• Records for this task:
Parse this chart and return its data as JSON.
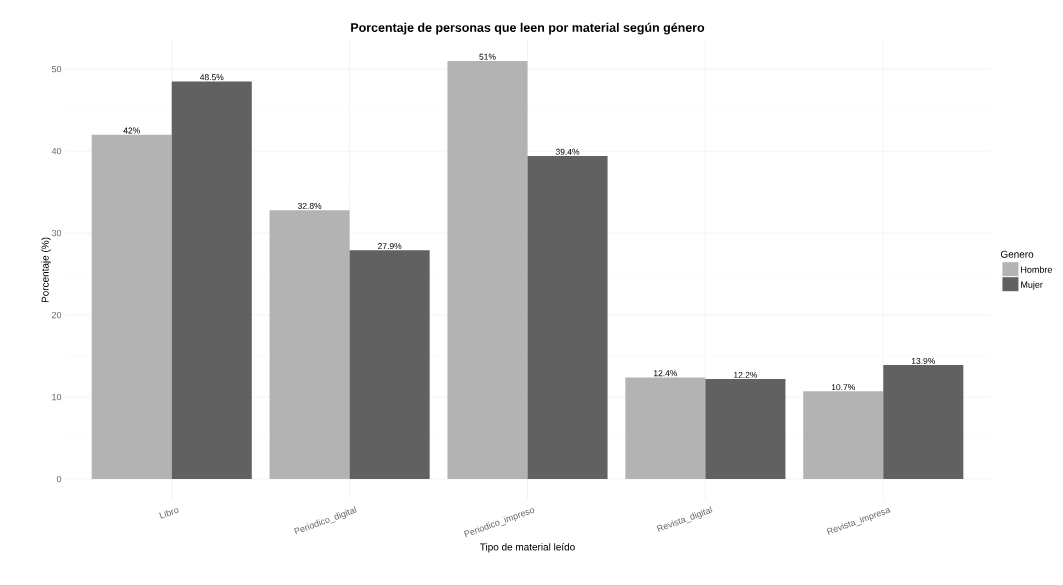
{
  "chart_data": {
    "type": "bar",
    "title": "Porcentaje de personas que leen por material según género",
    "xlabel": "Tipo de material leído",
    "ylabel": "Porcentaje (%)",
    "legend_title": "Genero",
    "categories": [
      "Libro",
      "Periodico_digital",
      "Periodico_impreso",
      "Revista_digital",
      "Revista_impresa"
    ],
    "series": [
      {
        "name": "Hombre",
        "color": "#b3b3b3",
        "values": [
          42,
          32.8,
          51,
          12.4,
          10.7
        ],
        "value_labels": [
          "42%",
          "32.8%",
          "51%",
          "12.4%",
          "10.7%"
        ]
      },
      {
        "name": "Mujer",
        "color": "#616161",
        "values": [
          48.5,
          27.9,
          39.4,
          12.2,
          13.9
        ],
        "value_labels": [
          "48.5%",
          "27.9%",
          "39.4%",
          "12.2%",
          "13.9%"
        ]
      }
    ],
    "ylim": [
      -2.55,
      53.55
    ],
    "yticks": [
      0,
      10,
      20,
      30,
      40,
      50
    ],
    "grid": true,
    "legend": "right"
  }
}
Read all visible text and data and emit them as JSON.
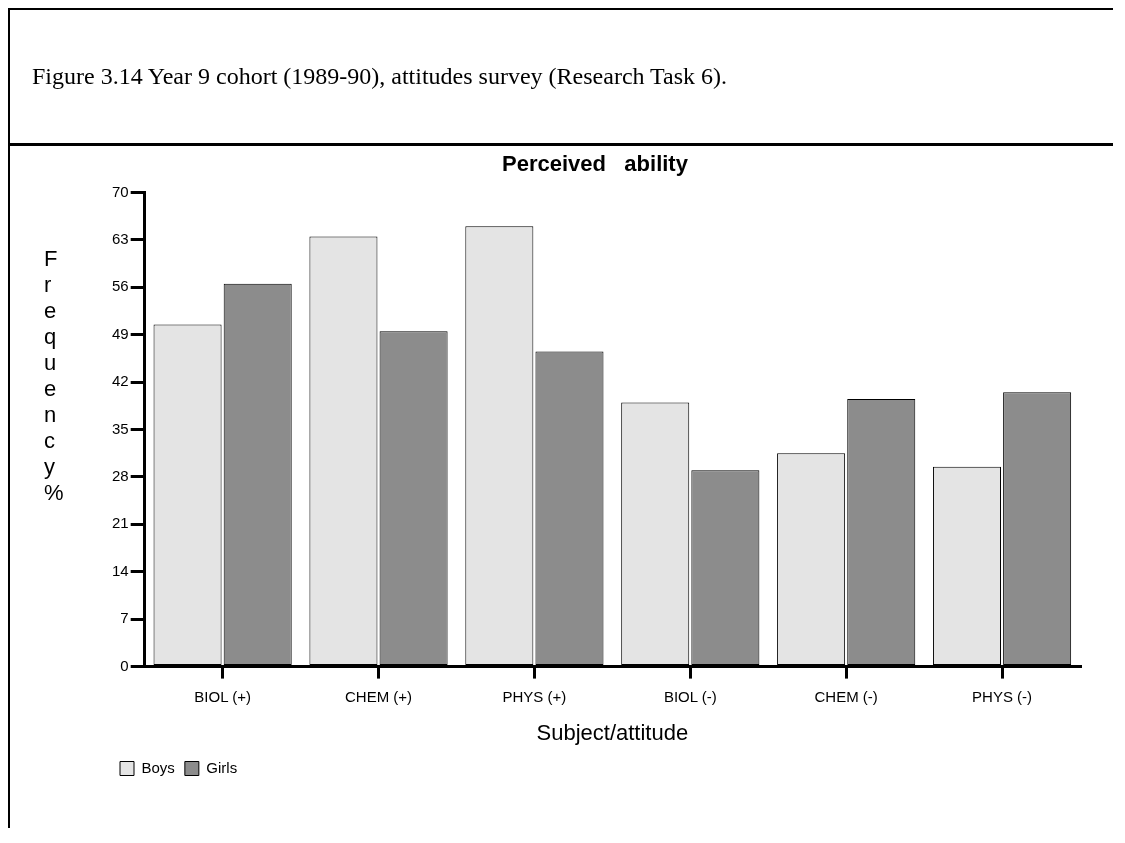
{
  "chart_data": {
    "type": "bar",
    "title": "Perceived   ability",
    "xlabel": "Subject/attitude",
    "ylabel": "Frequency %",
    "annotations": [
      "Figure 3.14  Year 9 cohort (1989-90), attitudes survey (Research Task 6)."
    ],
    "categories": [
      "BIOL (+)",
      "CHEM (+)",
      "PHYS (+)",
      "BIOL (-)",
      "CHEM (-)",
      "PHYS (-)"
    ],
    "series": [
      {
        "name": "Boys",
        "color": "#e4e4e4",
        "values": [
          50.5,
          63.5,
          65,
          39,
          31.5,
          29.5
        ]
      },
      {
        "name": "Girls",
        "color": "#8c8c8c",
        "values": [
          56.5,
          49.5,
          46.5,
          29,
          39.5,
          40.5
        ]
      }
    ],
    "ylim": [
      0,
      70
    ],
    "yticks": [
      0,
      7,
      14,
      21,
      28,
      35,
      42,
      49,
      56,
      63,
      70
    ],
    "grid": false,
    "legend": "bottom left"
  }
}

• Task requirements:
Set down the complete material exactly, but do not include the images.

• Response:
Parse this chart and return its data as JSON.
{
  "chart_data": {
    "type": "bar",
    "title": "Porcentaje de personas que leen por material según género",
    "xlabel": "Tipo de material leído",
    "ylabel": "Porcentaje (%)",
    "legend_title": "Genero",
    "categories": [
      "Libro",
      "Periodico_digital",
      "Periodico_impreso",
      "Revista_digital",
      "Revista_impresa"
    ],
    "series": [
      {
        "name": "Hombre",
        "color": "#b3b3b3",
        "values": [
          42,
          32.8,
          51,
          12.4,
          10.7
        ],
        "value_labels": [
          "42%",
          "32.8%",
          "51%",
          "12.4%",
          "10.7%"
        ]
      },
      {
        "name": "Mujer",
        "color": "#616161",
        "values": [
          48.5,
          27.9,
          39.4,
          12.2,
          13.9
        ],
        "value_labels": [
          "48.5%",
          "27.9%",
          "39.4%",
          "12.2%",
          "13.9%"
        ]
      }
    ],
    "ylim": [
      -2.55,
      53.55
    ],
    "yticks": [
      0,
      10,
      20,
      30,
      40,
      50
    ],
    "grid": true,
    "legend": "right"
  }
}
Read all visible text and data and emit them as JSON.
{
  "chart_data": {
    "type": "bar",
    "title": "Perceived   ability",
    "xlabel": "Subject/attitude",
    "ylabel": "Frequency %",
    "annotations": [
      "Figure 3.14  Year 9 cohort (1989-90), attitudes survey (Research Task 6)."
    ],
    "categories": [
      "BIOL (+)",
      "CHEM (+)",
      "PHYS (+)",
      "BIOL (-)",
      "CHEM (-)",
      "PHYS (-)"
    ],
    "series": [
      {
        "name": "Boys",
        "color": "#e4e4e4",
        "values": [
          50.5,
          63.5,
          65,
          39,
          31.5,
          29.5
        ]
      },
      {
        "name": "Girls",
        "color": "#8c8c8c",
        "values": [
          56.5,
          49.5,
          46.5,
          29,
          39.5,
          40.5
        ]
      }
    ],
    "ylim": [
      0,
      70
    ],
    "yticks": [
      0,
      7,
      14,
      21,
      28,
      35,
      42,
      49,
      56,
      63,
      70
    ],
    "grid": false,
    "legend": "bottom left"
  }
}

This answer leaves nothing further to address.